» The task:
Pick out all lines with the word "text" from the records that follow.

══ Excerpted records

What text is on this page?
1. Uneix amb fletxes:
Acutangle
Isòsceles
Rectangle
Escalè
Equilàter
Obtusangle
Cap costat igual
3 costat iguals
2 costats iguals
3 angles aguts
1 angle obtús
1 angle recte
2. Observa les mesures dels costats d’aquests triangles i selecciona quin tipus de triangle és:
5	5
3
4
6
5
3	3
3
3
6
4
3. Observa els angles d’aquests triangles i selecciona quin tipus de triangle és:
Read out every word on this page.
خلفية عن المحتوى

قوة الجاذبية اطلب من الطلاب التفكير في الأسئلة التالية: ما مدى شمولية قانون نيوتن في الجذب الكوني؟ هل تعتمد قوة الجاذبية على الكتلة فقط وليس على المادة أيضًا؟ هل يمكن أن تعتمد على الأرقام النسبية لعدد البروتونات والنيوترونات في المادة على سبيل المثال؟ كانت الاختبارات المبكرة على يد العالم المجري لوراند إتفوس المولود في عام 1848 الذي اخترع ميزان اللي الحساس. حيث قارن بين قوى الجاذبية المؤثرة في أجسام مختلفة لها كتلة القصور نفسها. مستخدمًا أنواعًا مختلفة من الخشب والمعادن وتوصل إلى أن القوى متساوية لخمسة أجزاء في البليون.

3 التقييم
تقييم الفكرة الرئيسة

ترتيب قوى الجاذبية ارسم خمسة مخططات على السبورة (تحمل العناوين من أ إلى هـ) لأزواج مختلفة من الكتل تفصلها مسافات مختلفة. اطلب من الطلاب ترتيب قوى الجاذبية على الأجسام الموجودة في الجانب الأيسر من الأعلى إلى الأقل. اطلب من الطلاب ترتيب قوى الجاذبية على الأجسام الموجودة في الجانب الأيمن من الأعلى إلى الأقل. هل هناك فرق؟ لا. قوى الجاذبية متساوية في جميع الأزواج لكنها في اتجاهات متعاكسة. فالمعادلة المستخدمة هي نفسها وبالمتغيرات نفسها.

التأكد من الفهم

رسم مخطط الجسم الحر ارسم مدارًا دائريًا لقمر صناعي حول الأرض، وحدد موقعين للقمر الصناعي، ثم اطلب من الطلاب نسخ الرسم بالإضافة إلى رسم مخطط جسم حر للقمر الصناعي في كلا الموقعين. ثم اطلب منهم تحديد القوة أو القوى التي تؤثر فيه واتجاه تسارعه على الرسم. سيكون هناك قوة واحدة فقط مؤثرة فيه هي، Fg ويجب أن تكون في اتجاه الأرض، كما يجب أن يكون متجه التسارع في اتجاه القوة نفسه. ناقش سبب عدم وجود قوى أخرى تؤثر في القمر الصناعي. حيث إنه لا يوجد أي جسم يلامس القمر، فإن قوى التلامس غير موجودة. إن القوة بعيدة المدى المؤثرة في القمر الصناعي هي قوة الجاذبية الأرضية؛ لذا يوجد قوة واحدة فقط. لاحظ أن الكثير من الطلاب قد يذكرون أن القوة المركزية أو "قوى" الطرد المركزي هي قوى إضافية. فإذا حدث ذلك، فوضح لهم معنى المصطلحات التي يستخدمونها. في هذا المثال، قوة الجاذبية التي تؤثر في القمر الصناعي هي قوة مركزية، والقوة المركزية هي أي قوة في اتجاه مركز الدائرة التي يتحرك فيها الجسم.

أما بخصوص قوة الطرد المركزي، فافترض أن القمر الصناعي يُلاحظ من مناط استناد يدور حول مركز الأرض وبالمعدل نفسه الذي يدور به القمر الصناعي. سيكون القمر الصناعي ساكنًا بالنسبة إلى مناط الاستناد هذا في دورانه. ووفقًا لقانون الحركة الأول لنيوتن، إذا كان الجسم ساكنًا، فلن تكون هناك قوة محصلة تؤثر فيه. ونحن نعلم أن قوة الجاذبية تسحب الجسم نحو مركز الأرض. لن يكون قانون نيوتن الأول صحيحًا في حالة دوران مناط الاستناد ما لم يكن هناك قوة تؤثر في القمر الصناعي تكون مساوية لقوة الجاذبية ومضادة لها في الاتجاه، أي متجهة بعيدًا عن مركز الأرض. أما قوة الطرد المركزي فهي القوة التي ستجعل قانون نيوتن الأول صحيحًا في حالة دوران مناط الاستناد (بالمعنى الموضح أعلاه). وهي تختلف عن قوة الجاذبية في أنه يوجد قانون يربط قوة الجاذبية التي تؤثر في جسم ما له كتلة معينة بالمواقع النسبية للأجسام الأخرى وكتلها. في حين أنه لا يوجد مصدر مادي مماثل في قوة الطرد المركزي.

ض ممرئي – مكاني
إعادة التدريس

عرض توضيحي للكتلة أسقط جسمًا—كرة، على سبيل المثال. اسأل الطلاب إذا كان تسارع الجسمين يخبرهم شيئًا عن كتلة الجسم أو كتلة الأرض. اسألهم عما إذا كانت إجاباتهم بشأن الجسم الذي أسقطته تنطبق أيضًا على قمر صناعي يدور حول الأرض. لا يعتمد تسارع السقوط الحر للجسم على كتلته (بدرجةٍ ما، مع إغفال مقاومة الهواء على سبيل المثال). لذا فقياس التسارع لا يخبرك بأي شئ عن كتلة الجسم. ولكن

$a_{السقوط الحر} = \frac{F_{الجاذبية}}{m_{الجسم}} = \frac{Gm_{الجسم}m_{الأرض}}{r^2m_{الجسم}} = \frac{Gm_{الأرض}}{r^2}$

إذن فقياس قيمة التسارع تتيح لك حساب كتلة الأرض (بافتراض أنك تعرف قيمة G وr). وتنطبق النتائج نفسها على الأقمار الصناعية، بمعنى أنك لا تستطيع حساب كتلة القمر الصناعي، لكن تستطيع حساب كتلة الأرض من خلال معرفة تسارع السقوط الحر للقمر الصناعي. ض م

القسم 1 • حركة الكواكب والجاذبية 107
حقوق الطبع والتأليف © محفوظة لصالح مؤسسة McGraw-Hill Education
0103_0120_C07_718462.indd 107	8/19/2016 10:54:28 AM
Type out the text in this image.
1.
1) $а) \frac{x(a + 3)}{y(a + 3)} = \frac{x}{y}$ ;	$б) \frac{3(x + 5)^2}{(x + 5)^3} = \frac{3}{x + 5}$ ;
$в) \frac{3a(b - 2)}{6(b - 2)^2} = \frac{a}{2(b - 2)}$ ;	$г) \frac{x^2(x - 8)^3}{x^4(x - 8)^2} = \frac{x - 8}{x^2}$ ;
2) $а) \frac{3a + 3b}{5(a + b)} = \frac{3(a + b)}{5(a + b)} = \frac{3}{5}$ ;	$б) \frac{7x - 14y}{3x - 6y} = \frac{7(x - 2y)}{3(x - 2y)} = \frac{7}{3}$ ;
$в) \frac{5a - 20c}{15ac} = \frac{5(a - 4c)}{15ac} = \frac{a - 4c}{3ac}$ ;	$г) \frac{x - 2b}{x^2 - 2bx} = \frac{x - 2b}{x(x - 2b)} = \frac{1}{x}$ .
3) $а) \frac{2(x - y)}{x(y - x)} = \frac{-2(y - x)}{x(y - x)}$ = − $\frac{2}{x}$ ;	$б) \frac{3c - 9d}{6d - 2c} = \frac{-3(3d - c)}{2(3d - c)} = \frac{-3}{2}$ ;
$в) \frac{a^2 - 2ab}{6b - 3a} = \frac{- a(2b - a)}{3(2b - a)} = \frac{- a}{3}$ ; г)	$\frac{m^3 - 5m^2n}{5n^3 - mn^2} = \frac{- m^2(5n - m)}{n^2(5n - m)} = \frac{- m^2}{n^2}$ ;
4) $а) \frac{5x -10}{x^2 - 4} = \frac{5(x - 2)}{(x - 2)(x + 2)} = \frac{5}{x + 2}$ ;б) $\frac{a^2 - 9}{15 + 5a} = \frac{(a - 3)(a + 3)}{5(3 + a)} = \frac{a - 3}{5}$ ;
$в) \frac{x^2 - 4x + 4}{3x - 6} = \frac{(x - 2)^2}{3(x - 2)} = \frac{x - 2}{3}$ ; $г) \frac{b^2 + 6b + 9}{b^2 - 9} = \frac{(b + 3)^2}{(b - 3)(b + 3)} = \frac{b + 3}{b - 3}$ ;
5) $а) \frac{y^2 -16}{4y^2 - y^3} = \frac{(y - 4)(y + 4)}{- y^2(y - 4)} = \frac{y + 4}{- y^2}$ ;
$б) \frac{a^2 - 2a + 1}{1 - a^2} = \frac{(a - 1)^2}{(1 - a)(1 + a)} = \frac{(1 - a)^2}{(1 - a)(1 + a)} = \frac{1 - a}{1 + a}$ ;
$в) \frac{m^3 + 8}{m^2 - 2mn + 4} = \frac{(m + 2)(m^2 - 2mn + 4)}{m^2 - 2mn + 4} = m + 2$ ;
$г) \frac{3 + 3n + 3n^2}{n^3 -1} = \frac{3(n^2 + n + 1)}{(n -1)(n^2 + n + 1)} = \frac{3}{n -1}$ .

════

» Solution for this problem:
What text is on this page?
Type out the text in this image.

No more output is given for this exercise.